▸ TASK STATEMENT:
Identify every line in the records below that contains the word "Total", and copy each of those lines.

▸ INPUT FOR THIS TASK:
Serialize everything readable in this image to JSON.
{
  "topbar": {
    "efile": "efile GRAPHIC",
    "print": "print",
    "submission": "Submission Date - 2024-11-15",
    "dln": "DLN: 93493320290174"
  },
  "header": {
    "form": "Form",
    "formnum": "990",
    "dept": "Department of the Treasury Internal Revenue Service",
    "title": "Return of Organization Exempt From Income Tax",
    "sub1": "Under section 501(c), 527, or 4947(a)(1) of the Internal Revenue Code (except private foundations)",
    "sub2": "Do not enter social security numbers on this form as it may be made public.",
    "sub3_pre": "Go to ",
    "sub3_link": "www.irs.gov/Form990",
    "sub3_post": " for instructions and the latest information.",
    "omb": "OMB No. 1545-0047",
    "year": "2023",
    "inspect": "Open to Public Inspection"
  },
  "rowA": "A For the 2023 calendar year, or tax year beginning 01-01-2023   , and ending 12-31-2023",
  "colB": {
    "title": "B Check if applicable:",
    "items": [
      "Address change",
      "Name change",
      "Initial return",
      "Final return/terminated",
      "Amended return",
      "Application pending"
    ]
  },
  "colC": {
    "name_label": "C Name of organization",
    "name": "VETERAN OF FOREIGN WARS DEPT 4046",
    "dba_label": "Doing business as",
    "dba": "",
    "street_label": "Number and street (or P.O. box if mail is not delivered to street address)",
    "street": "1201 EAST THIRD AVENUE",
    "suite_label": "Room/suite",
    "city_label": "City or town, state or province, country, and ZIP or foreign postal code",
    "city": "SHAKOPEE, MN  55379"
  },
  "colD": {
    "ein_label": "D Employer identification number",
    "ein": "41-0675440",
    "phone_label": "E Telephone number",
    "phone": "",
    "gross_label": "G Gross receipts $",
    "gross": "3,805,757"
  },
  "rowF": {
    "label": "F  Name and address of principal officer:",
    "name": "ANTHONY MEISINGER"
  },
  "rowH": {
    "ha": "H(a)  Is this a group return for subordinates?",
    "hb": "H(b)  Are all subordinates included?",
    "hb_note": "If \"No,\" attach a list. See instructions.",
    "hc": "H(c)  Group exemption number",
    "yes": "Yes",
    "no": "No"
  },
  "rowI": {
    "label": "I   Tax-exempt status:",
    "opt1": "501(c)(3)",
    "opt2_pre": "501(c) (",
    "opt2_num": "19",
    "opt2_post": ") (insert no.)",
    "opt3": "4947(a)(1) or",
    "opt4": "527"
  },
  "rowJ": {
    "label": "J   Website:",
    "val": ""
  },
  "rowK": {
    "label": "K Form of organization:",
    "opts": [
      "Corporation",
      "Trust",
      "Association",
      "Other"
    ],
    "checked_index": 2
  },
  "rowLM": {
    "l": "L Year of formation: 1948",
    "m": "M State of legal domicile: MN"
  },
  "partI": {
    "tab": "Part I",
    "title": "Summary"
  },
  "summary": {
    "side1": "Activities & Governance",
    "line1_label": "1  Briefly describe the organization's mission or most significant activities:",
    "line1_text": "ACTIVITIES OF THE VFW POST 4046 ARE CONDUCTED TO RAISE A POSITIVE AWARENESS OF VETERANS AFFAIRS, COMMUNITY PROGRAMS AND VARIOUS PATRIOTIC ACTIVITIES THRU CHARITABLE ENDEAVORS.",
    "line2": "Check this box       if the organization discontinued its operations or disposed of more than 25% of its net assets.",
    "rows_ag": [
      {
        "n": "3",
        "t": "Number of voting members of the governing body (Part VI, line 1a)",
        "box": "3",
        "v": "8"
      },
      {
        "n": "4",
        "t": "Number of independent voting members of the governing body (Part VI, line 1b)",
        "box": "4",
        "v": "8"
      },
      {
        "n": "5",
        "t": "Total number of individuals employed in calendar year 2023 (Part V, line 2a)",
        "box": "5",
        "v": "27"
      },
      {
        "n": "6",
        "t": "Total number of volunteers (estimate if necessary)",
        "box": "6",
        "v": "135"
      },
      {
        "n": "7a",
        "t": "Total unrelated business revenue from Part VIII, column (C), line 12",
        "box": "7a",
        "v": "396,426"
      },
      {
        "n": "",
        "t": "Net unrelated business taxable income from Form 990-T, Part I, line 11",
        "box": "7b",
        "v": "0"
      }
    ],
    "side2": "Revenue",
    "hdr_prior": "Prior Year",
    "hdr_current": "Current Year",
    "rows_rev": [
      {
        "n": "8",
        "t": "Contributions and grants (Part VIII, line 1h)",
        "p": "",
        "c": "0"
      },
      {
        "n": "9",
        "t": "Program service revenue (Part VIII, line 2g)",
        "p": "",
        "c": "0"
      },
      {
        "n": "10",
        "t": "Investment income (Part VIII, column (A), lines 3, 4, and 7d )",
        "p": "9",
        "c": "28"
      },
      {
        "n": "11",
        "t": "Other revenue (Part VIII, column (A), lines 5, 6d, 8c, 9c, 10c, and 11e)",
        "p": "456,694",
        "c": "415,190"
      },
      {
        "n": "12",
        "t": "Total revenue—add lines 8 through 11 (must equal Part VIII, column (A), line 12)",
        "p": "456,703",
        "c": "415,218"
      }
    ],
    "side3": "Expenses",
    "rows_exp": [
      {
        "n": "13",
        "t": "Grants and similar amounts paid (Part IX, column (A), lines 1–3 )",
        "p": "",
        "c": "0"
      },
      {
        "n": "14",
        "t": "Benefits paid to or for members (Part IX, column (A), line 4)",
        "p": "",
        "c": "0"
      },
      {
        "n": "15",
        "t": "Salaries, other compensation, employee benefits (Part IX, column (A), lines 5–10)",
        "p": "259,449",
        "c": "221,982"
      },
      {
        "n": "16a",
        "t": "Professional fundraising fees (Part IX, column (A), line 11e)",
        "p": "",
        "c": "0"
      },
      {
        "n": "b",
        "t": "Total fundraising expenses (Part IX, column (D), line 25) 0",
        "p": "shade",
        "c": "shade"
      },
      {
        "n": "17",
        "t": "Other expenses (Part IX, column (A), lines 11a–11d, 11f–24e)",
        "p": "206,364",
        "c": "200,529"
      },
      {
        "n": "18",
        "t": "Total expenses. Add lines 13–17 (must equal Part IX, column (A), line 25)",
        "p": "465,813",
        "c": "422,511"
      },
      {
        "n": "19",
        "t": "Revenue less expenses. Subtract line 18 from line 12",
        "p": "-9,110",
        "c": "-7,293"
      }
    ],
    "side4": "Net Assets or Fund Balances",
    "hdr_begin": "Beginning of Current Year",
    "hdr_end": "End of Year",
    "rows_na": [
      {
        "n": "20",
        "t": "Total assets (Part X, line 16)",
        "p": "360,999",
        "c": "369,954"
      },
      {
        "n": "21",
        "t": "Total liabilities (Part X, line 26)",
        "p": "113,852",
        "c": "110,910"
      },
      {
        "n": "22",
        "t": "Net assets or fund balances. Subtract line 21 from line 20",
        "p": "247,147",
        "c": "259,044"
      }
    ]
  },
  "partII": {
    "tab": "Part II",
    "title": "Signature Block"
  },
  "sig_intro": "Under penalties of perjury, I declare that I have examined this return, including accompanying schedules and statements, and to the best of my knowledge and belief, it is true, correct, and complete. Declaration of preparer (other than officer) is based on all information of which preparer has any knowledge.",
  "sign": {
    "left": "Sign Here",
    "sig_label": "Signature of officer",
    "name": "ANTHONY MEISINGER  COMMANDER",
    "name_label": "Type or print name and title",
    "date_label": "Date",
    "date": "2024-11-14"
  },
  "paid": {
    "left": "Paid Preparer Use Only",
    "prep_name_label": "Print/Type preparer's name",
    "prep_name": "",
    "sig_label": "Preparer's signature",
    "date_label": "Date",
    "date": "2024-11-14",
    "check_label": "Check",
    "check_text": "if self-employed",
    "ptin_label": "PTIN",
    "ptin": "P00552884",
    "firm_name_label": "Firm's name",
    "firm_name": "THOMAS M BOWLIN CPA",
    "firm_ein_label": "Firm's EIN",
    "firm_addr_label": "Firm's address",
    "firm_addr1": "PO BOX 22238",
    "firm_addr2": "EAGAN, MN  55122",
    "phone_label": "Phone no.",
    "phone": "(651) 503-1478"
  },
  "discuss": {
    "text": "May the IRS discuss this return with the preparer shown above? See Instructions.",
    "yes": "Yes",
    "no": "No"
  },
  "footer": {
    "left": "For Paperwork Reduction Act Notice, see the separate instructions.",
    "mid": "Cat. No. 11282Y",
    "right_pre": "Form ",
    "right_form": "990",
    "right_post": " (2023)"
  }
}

▸ EXERCISE ANSWER:
        "t": "Total number of individuals employed in calendar year 2023 (Part V, line 2a)",
        "t": "Total number of volunteers (estimate if necessary)",
        "t": "Total unrelated business revenue from Part VIII, column (C), line 12",
        "t": "Total revenue—add lines 8 through 11 (must equal Part VIII, column (A), line 12)",
        "t": "Total fundraising expenses (Part IX, column (D), line 25) 0",
        "t": "Total expenses. Add lines 13–17 (must equal Part IX, column (A), line 25)",
        "t": "Total assets (Part X, line 16)",
        "t": "Total liabilities (Part X, line 26)",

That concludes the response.